_WHAT YOU ARE ASKED TO DO_. Set down each record exactly as written.
* start RECORDS FOR THE TASK *
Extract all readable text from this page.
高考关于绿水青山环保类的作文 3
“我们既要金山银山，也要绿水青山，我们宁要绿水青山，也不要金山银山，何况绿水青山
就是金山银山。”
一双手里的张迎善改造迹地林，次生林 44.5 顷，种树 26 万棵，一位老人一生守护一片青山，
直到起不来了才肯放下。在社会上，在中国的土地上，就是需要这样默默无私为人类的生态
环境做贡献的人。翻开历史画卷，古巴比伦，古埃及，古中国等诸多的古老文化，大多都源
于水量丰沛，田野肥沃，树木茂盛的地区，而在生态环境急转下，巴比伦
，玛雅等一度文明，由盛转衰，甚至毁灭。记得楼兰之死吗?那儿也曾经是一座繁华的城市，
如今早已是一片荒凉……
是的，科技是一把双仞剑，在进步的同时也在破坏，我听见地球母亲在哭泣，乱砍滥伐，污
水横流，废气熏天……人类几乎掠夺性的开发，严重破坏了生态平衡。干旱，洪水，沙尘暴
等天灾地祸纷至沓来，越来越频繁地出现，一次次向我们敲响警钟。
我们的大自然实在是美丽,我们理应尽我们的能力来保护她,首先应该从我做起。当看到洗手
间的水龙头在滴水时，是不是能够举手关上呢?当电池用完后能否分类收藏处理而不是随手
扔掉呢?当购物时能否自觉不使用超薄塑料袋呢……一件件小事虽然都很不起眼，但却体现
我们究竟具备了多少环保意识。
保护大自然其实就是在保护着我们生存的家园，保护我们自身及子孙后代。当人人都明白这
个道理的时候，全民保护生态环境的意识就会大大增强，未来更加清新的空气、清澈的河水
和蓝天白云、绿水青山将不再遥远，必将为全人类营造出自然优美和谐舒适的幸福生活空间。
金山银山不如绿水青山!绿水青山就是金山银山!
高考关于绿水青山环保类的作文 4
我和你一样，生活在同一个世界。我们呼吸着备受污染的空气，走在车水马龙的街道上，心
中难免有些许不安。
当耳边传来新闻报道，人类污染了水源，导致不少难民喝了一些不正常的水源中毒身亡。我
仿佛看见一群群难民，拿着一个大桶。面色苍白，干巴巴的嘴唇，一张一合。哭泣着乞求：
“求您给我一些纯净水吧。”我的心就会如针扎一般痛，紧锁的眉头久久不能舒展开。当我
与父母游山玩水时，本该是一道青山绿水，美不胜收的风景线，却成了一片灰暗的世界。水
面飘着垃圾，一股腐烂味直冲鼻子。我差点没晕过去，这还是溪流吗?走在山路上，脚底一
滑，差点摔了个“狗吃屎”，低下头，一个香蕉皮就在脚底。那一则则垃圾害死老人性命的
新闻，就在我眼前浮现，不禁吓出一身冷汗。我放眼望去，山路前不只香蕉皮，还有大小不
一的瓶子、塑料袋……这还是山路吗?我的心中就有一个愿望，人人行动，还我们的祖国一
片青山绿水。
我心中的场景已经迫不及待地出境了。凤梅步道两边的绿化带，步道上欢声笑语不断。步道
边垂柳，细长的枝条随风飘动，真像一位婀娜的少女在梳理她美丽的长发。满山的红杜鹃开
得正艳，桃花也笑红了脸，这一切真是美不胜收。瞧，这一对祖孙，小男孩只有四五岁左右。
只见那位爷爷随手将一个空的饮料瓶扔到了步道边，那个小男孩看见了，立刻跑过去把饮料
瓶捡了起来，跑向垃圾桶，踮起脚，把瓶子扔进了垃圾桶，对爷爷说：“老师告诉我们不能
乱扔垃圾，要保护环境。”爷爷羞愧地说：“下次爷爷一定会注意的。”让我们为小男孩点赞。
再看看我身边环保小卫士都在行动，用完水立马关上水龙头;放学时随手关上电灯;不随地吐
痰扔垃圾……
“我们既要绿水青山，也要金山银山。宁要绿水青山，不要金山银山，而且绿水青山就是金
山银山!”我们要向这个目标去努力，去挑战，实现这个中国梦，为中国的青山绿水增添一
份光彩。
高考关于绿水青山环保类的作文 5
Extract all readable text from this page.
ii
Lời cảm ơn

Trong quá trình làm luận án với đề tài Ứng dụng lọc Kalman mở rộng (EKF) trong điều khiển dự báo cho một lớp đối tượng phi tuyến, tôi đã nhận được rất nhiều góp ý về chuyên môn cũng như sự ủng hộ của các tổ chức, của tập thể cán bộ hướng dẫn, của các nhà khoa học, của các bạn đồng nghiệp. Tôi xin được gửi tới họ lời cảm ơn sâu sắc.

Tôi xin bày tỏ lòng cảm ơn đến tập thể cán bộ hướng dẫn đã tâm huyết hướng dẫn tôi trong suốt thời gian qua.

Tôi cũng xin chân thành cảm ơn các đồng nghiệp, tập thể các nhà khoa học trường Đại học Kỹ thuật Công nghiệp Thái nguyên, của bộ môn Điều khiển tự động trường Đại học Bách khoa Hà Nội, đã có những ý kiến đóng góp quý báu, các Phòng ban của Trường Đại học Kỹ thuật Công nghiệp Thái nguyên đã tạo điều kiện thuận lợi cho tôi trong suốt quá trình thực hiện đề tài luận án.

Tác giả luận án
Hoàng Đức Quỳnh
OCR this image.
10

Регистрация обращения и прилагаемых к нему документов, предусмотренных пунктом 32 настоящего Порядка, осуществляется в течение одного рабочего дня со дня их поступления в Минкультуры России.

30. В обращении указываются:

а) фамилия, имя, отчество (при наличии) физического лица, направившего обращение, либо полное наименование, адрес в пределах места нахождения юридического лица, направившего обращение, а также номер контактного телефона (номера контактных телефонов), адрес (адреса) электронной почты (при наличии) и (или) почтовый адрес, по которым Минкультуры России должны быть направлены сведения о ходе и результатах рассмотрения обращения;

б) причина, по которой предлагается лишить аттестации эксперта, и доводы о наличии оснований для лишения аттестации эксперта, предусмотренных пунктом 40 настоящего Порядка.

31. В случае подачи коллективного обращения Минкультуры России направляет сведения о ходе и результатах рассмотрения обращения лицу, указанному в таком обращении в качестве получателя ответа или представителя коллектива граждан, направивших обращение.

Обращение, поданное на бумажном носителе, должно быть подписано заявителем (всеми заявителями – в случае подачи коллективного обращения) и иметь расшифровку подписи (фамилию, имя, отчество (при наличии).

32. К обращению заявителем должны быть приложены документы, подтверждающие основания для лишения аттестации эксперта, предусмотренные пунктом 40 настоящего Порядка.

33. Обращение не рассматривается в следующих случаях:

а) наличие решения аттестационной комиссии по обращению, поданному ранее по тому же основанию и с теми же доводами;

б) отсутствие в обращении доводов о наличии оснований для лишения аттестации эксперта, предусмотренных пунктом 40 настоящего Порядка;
* end RECORDS FOR THE TASK *
_WRITTEN SOLUTION_.
Extract all readable text from this page.
高考关于绿水青山环保类的作文 3
“我们既要金山银山，也要绿水青山，我们宁要绿水青山，也不要金山银山，何况绿水青山
就是金山银山。”
一双手里的张迎善改造迹地林，次生林 44.5 顷，种树 26 万棵，一位老人一生守护一片青山，
直到起不来了才肯放下。在社会上，在中国的土地上，就是需要这样默默无私为人类的生态
环境做贡献的人。翻开历史画卷，古巴比伦，古埃及，古中国等诸多的古老文化，大多都源
于水量丰沛，田野肥沃，树木茂盛的地区，而在生态环境急转下，巴比伦
，玛雅等一度文明，由盛转衰，甚至毁灭。记得楼兰之死吗?那儿也曾经是一座繁华的城市，
如今早已是一片荒凉……
是的，科技是一把双仞剑，在进步的同时也在破坏，我听见地球母亲在哭泣，乱砍滥伐，污
水横流，废气熏天……人类几乎掠夺性的开发，严重破坏了生态平衡。干旱，洪水，沙尘暴
等天灾地祸纷至沓来，越来越频繁地出现，一次次向我们敲响警钟。
我们的大自然实在是美丽,我们理应尽我们的能力来保护她,首先应该从我做起。当看到洗手
间的水龙头在滴水时，是不是能够举手关上呢?当电池用完后能否分类收藏处理而不是随手
扔掉呢?当购物时能否自觉不使用超薄塑料袋呢……一件件小事虽然都很不起眼，但却体现
我们究竟具备了多少环保意识。
保护大自然其实就是在保护着我们生存的家园，保护我们自身及子孙后代。当人人都明白这
个道理的时候，全民保护生态环境的意识就会大大增强，未来更加清新的空气、清澈的河水
和蓝天白云、绿水青山将不再遥远，必将为全人类营造出自然优美和谐舒适的幸福生活空间。
金山银山不如绿水青山!绿水青山就是金山银山!
高考关于绿水青山环保类的作文 4
我和你一样，生活在同一个世界。我们呼吸着备受污染的空气，走在车水马龙的街道上，心
中难免有些许不安。
当耳边传来新闻报道，人类污染了水源，导致不少难民喝了一些不正常的水源中毒身亡。我
仿佛看见一群群难民，拿着一个大桶。面色苍白，干巴巴的嘴唇，一张一合。哭泣着乞求：
“求您给我一些纯净水吧。”我的心就会如针扎一般痛，紧锁的眉头久久不能舒展开。当我
与父母游山玩水时，本该是一道青山绿水，美不胜收的风景线，却成了一片灰暗的世界。水
面飘着垃圾，一股腐烂味直冲鼻子。我差点没晕过去，这还是溪流吗?走在山路上，脚底一
滑，差点摔了个“狗吃屎”，低下头，一个香蕉皮就在脚底。那一则则垃圾害死老人性命的
新闻，就在我眼前浮现，不禁吓出一身冷汗。我放眼望去，山路前不只香蕉皮，还有大小不
一的瓶子、塑料袋……这还是山路吗?我的心中就有一个愿望，人人行动，还我们的祖国一
片青山绿水。
我心中的场景已经迫不及待地出境了。凤梅步道两边的绿化带，步道上欢声笑语不断。步道
边垂柳，细长的枝条随风飘动，真像一位婀娜的少女在梳理她美丽的长发。满山的红杜鹃开
得正艳，桃花也笑红了脸，这一切真是美不胜收。瞧，这一对祖孙，小男孩只有四五岁左右。
只见那位爷爷随手将一个空的饮料瓶扔到了步道边，那个小男孩看见了，立刻跑过去把饮料
瓶捡了起来，跑向垃圾桶，踮起脚，把瓶子扔进了垃圾桶，对爷爷说：“老师告诉我们不能
乱扔垃圾，要保护环境。”爷爷羞愧地说：“下次爷爷一定会注意的。”让我们为小男孩点赞。
再看看我身边环保小卫士都在行动，用完水立马关上水龙头;放学时随手关上电灯;不随地吐
痰扔垃圾……
“我们既要绿水青山，也要金山银山。宁要绿水青山，不要金山银山，而且绿水青山就是金
山银山!”我们要向这个目标去努力，去挑战，实现这个中国梦，为中国的青山绿水增添一
份光彩。
高考关于绿水青山环保类的作文 5
Extract all readable text from this page.
ii
Lời cảm ơn

Trong quá trình làm luận án với đề tài Ứng dụng lọc Kalman mở rộng (EKF) trong điều khiển dự báo cho một lớp đối tượng phi tuyến, tôi đã nhận được rất nhiều góp ý về chuyên môn cũng như sự ủng hộ của các tổ chức, của tập thể cán bộ hướng dẫn, của các nhà khoa học, của các bạn đồng nghiệp. Tôi xin được gửi tới họ lời cảm ơn sâu sắc.

Tôi xin bày tỏ lòng cảm ơn đến tập thể cán bộ hướng dẫn đã tâm huyết hướng dẫn tôi trong suốt thời gian qua.

Tôi cũng xin chân thành cảm ơn các đồng nghiệp, tập thể các nhà khoa học trường Đại học Kỹ thuật Công nghiệp Thái nguyên, của bộ môn Điều khiển tự động trường Đại học Bách khoa Hà Nội, đã có những ý kiến đóng góp quý báu, các Phòng ban của Trường Đại học Kỹ thuật Công nghiệp Thái nguyên đã tạo điều kiện thuận lợi cho tôi trong suốt quá trình thực hiện đề tài luận án.

Tác giả luận án
Hoàng Đức Quỳnh
OCR this image.
10

Регистрация обращения и прилагаемых к нему документов, предусмотренных пунктом 32 настоящего Порядка, осуществляется в течение одного рабочего дня со дня их поступления в Минкультуры России.

30. В обращении указываются:

а) фамилия, имя, отчество (при наличии) физического лица, направившего обращение, либо полное наименование, адрес в пределах места нахождения юридического лица, направившего обращение, а также номер контактного телефона (номера контактных телефонов), адрес (адреса) электронной почты (при наличии) и (или) почтовый адрес, по которым Минкультуры России должны быть направлены сведения о ходе и результатах рассмотрения обращения;

б) причина, по которой предлагается лишить аттестации эксперта, и доводы о наличии оснований для лишения аттестации эксперта, предусмотренных пунктом 40 настоящего Порядка.

31. В случае подачи коллективного обращения Минкультуры России направляет сведения о ходе и результатах рассмотрения обращения лицу, указанному в таком обращении в качестве получателя ответа или представителя коллектива граждан, направивших обращение.

Обращение, поданное на бумажном носителе, должно быть подписано заявителем (всеми заявителями – в случае подачи коллективного обращения) и иметь расшифровку подписи (фамилию, имя, отчество (при наличии).

32. К обращению заявителем должны быть приложены документы, подтверждающие основания для лишения аттестации эксперта, предусмотренные пунктом 40 настоящего Порядка.

33. Обращение не рассматривается в следующих случаях:

а) наличие решения аттестационной комиссии по обращению, поданному ранее по тому же основанию и с теми же доводами;

б) отсутствие в обращении доводов о наличии оснований для лишения аттестации эксперта, предусмотренных пунктом 40 настоящего Порядка;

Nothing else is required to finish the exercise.